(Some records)
========================
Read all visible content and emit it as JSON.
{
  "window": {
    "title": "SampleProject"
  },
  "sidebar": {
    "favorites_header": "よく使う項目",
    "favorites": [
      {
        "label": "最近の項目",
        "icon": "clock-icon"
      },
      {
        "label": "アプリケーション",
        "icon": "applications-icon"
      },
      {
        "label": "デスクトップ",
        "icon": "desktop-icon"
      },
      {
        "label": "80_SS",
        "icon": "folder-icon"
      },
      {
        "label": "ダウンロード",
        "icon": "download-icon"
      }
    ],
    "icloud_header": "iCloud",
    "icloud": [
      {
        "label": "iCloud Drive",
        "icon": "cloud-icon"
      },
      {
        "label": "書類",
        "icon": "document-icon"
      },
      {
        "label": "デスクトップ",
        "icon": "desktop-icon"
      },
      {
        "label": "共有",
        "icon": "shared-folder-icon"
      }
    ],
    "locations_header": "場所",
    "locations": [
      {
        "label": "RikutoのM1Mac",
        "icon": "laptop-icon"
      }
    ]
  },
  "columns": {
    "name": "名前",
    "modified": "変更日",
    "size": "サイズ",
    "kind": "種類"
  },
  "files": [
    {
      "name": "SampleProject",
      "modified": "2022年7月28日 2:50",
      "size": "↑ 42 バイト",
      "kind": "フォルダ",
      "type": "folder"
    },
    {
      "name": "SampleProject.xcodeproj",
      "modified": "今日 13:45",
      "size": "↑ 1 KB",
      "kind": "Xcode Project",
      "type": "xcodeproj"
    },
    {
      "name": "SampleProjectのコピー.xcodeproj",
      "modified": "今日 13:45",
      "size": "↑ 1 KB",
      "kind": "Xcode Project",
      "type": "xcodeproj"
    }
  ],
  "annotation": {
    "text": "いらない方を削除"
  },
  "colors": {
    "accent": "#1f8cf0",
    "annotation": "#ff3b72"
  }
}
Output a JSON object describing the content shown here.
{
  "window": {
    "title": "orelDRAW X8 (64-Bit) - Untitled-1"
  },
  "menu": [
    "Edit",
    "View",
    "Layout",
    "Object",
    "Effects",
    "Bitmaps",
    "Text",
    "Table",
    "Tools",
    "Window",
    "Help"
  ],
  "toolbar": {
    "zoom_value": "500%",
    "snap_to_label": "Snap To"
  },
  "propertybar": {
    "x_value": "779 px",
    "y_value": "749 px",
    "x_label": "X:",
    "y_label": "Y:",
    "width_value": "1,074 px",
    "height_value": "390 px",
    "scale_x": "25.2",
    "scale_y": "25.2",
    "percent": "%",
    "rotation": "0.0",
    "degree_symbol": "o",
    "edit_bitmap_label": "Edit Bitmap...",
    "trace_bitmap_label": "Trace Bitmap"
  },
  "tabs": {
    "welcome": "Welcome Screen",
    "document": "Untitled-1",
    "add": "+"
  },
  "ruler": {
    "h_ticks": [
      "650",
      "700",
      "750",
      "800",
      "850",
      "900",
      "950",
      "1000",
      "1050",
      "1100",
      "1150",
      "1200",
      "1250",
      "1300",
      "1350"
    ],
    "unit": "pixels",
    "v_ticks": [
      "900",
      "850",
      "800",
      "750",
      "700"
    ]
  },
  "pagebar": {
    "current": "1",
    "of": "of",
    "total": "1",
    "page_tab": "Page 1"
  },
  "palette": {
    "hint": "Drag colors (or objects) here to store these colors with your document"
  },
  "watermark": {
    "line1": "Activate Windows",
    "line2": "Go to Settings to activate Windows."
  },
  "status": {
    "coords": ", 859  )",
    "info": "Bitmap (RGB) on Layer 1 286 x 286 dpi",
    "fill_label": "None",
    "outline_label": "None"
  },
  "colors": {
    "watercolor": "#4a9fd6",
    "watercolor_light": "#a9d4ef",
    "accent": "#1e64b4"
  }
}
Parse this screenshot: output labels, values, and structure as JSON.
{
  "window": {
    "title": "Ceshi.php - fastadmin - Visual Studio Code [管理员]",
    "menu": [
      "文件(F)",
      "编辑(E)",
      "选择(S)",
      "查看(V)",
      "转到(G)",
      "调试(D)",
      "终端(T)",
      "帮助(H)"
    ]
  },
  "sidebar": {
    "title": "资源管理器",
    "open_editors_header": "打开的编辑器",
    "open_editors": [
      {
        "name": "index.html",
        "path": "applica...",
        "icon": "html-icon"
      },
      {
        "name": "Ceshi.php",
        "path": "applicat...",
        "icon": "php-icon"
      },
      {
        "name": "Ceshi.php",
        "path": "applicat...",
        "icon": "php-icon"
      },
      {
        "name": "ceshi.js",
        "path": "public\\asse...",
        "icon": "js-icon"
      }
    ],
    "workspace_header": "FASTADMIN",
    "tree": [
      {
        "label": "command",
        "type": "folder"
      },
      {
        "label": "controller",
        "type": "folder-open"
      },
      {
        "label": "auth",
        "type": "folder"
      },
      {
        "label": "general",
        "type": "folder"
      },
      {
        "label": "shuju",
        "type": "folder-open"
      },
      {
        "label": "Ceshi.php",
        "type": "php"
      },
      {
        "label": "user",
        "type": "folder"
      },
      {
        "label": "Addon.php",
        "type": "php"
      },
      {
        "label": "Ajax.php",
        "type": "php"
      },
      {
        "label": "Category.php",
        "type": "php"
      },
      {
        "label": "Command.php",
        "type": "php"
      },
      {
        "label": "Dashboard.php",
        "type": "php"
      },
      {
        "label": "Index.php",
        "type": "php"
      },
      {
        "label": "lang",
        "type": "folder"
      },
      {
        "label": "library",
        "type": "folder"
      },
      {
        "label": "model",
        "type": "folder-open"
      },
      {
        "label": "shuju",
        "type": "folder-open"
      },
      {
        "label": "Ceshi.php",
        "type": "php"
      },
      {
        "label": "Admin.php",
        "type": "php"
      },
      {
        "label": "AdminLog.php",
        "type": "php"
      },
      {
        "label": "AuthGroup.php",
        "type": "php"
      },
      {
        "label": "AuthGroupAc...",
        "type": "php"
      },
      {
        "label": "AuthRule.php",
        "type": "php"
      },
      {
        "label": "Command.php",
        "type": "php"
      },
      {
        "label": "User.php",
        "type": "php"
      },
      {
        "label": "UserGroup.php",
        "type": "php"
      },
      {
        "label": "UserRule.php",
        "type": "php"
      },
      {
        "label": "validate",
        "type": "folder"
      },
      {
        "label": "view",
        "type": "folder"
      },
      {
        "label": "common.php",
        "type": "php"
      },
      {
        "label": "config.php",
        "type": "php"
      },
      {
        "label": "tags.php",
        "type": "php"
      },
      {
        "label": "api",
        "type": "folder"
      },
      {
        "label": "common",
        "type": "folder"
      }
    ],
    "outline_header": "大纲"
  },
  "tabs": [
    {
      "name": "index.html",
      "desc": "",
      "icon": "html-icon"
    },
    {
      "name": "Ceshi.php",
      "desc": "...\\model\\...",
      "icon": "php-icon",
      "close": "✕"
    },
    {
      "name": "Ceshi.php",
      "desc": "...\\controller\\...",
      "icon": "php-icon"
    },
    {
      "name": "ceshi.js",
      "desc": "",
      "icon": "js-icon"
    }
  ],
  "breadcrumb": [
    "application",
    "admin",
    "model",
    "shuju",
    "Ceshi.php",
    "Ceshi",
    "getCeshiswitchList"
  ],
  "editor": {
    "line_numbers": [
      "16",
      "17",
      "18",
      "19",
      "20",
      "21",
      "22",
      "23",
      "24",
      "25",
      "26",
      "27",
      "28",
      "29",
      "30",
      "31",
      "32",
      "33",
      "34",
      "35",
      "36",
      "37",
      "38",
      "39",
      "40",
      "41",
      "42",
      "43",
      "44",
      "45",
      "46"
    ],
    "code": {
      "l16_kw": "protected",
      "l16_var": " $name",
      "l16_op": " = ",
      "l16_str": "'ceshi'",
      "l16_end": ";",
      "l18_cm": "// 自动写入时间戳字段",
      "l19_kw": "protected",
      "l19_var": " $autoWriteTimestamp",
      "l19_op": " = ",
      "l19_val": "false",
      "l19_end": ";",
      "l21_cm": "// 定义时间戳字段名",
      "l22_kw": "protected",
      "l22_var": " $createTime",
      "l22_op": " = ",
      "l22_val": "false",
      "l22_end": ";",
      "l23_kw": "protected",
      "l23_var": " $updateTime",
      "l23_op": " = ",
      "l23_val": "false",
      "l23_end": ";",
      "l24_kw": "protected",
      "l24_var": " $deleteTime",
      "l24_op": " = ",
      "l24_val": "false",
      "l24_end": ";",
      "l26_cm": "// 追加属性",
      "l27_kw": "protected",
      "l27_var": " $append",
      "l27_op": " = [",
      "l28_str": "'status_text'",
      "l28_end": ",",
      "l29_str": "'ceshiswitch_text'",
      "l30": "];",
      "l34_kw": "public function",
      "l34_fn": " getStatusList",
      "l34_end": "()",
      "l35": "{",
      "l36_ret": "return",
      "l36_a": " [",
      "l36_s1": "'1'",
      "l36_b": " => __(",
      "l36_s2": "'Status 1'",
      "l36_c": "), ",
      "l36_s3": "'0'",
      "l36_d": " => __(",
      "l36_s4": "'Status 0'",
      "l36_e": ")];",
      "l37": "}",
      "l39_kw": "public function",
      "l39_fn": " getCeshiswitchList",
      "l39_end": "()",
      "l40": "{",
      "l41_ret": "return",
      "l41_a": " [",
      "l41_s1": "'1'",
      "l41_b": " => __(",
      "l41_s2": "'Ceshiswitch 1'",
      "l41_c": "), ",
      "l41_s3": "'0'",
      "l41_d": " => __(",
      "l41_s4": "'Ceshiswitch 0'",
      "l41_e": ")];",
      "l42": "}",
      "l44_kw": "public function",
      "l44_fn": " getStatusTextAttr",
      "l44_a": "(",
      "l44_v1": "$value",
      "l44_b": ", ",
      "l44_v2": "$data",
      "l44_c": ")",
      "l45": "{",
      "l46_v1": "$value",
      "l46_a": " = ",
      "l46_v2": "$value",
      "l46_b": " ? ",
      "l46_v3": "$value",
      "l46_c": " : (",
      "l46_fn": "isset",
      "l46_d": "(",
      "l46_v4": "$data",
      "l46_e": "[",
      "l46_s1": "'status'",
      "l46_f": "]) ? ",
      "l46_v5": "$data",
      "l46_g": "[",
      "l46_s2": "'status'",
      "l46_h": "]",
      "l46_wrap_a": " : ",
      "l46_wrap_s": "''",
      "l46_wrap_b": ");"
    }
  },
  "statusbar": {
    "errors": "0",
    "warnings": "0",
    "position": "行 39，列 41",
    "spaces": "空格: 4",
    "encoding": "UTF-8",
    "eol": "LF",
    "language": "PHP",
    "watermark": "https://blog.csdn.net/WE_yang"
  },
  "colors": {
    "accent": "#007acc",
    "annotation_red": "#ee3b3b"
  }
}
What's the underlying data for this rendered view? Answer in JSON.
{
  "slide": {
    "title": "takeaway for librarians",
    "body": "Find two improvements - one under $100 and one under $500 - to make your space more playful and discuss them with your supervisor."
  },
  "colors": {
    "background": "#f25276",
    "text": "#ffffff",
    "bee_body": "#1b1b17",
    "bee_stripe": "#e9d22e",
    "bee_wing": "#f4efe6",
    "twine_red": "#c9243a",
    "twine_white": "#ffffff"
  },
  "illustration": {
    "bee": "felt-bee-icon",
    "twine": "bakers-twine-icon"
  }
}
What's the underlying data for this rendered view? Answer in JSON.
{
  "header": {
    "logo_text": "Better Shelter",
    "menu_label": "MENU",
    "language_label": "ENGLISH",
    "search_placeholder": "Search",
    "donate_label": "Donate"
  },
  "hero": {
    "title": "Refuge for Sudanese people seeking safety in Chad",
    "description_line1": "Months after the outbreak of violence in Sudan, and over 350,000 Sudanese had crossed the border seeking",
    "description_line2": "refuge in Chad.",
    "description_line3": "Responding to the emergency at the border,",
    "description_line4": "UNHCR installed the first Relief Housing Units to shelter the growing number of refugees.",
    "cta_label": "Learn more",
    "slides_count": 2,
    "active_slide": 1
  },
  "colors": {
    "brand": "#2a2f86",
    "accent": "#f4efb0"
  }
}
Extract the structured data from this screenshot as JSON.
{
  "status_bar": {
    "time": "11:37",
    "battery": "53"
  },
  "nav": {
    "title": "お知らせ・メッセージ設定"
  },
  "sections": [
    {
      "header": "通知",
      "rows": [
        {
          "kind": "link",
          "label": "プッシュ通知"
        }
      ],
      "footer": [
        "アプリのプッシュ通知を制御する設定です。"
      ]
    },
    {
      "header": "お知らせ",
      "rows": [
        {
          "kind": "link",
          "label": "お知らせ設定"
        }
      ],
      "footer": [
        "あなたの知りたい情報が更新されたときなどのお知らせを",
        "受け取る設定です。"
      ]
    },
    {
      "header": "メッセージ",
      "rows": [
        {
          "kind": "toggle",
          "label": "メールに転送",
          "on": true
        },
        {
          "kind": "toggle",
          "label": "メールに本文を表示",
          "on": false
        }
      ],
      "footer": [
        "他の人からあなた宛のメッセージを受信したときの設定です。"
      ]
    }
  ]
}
========================
:: SHORT PROBLEM ::
From the listing, copy every line where the string "with" appears.

:: EXERCISE SOLUTION ::
    "hint": "Drag colors (or objects) here to store these colors with your document"
    "body": "Find two improvements - one under $100 and one under $500 - to make your space more playful and discuss them with your supervisor."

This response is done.